═════ SUPPLIED MATERIAL ═════
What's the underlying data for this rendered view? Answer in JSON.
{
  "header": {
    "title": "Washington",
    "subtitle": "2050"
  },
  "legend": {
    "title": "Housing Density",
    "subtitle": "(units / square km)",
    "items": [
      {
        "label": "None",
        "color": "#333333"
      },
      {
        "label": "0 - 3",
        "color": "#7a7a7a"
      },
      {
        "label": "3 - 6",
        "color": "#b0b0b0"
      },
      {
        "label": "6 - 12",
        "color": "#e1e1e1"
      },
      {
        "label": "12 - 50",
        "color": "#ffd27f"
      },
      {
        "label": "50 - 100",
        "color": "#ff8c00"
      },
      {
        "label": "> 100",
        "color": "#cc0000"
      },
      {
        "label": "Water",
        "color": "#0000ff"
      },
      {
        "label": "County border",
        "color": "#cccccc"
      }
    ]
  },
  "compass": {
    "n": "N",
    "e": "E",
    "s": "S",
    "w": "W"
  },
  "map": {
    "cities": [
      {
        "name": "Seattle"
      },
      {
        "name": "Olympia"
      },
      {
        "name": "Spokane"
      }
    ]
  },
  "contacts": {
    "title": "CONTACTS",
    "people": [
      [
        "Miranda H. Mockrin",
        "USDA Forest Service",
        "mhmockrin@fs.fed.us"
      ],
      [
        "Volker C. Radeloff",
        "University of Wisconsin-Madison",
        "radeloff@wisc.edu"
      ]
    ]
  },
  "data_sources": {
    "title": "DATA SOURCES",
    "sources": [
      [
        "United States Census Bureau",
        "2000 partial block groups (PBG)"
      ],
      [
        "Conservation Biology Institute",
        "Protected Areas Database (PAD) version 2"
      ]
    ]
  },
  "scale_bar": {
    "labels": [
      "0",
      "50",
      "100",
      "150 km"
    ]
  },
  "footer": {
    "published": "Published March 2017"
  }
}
═════
Set out every line from the material that contains the string "subtitle".

▶ **ANSWER TO THIS EXERCISE**
    "subtitle": "2050"
    "subtitle": "(units / square km)",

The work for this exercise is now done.